• Stated goal:
Would you retype all of these records exactly?

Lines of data

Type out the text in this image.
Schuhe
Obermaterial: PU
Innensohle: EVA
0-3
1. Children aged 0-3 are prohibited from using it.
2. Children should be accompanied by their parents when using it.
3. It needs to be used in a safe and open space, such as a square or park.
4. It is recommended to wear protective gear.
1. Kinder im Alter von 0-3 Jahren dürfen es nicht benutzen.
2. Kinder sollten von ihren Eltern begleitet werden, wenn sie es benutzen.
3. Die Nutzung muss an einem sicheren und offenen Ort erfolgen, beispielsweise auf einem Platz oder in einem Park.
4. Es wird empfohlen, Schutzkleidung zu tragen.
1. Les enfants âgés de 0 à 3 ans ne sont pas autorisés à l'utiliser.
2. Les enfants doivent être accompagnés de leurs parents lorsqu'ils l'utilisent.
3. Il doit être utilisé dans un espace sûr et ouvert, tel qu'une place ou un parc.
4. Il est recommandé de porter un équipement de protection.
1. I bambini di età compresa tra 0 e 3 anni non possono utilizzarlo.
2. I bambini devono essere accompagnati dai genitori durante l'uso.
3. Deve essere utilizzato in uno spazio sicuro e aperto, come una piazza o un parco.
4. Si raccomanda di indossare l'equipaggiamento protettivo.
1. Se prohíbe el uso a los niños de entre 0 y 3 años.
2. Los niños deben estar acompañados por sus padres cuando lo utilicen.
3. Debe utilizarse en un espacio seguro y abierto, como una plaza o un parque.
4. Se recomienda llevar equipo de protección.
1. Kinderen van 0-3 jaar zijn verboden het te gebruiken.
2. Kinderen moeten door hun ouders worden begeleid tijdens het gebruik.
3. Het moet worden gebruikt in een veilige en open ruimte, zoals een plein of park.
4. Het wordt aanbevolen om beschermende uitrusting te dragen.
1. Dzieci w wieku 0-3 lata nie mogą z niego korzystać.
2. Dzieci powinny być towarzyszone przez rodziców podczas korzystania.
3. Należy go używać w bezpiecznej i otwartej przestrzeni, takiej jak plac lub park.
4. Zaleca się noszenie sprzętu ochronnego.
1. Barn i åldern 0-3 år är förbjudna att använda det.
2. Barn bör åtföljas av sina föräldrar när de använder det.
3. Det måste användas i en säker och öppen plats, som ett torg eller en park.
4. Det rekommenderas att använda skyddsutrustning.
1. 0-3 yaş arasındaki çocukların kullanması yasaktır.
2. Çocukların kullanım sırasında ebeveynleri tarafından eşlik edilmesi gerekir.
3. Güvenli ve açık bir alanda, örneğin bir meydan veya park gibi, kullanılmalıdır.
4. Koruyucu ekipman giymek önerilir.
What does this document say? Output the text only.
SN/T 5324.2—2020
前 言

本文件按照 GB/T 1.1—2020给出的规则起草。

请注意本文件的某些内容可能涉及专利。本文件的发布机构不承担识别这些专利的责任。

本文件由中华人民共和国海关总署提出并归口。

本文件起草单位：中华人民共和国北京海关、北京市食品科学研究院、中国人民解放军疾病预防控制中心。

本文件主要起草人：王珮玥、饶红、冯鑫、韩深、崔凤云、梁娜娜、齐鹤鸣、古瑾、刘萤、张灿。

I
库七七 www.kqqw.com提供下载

• The completed task:
Type out the text in this image.
Schuhe
Obermaterial: PU
Innensohle: EVA
0-3
1. Children aged 0-3 are prohibited from using it.
2. Children should be accompanied by their parents when using it.
3. It needs to be used in a safe and open space, such as a square or park.
4. It is recommended to wear protective gear.
1. Kinder im Alter von 0-3 Jahren dürfen es nicht benutzen.
2. Kinder sollten von ihren Eltern begleitet werden, wenn sie es benutzen.
3. Die Nutzung muss an einem sicheren und offenen Ort erfolgen, beispielsweise auf einem Platz oder in einem Park.
4. Es wird empfohlen, Schutzkleidung zu tragen.
1. Les enfants âgés de 0 à 3 ans ne sont pas autorisés à l'utiliser.
2. Les enfants doivent être accompagnés de leurs parents lorsqu'ils l'utilisent.
3. Il doit être utilisé dans un espace sûr et ouvert, tel qu'une place ou un parc.
4. Il est recommandé de porter un équipement de protection.
1. I bambini di età compresa tra 0 e 3 anni non possono utilizzarlo.
2. I bambini devono essere accompagnati dai genitori durante l'uso.
3. Deve essere utilizzato in uno spazio sicuro e aperto, come una piazza o un parco.
4. Si raccomanda di indossare l'equipaggiamento protettivo.
1. Se prohíbe el uso a los niños de entre 0 y 3 años.
2. Los niños deben estar acompañados por sus padres cuando lo utilicen.
3. Debe utilizarse en un espacio seguro y abierto, como una plaza o un parque.
4. Se recomienda llevar equipo de protección.
1. Kinderen van 0-3 jaar zijn verboden het te gebruiken.
2. Kinderen moeten door hun ouders worden begeleid tijdens het gebruik.
3. Het moet worden gebruikt in een veilige en open ruimte, zoals een plein of park.
4. Het wordt aanbevolen om beschermende uitrusting te dragen.
1. Dzieci w wieku 0-3 lata nie mogą z niego korzystać.
2. Dzieci powinny być towarzyszone przez rodziców podczas korzystania.
3. Należy go używać w bezpiecznej i otwartej przestrzeni, takiej jak plac lub park.
4. Zaleca się noszenie sprzętu ochronnego.
1. Barn i åldern 0-3 år är förbjudna att använda det.
2. Barn bör åtföljas av sina föräldrar när de använder det.
3. Det måste användas i en säker och öppen plats, som ett torg eller en park.
4. Det rekommenderas att använda skyddsutrustning.
1. 0-3 yaş arasındaki çocukların kullanması yasaktır.
2. Çocukların kullanım sırasında ebeveynleri tarafından eşlik edilmesi gerekir.
3. Güvenli ve açık bir alanda, örneğin bir meydan veya park gibi, kullanılmalıdır.
4. Koruyucu ekipman giymek önerilir.
What does this document say? Output the text only.
SN/T 5324.2—2020
前 言

本文件按照 GB/T 1.1—2020给出的规则起草。

请注意本文件的某些内容可能涉及专利。本文件的发布机构不承担识别这些专利的责任。

本文件由中华人民共和国海关总署提出并归口。

本文件起草单位：中华人民共和国北京海关、北京市食品科学研究院、中国人民解放军疾病预防控制中心。

本文件主要起草人：王珮玥、饶红、冯鑫、韩深、崔凤云、梁娜娜、齐鹤鸣、古瑾、刘萤、张灿。

I
库七七 www.kqqw.com提供下载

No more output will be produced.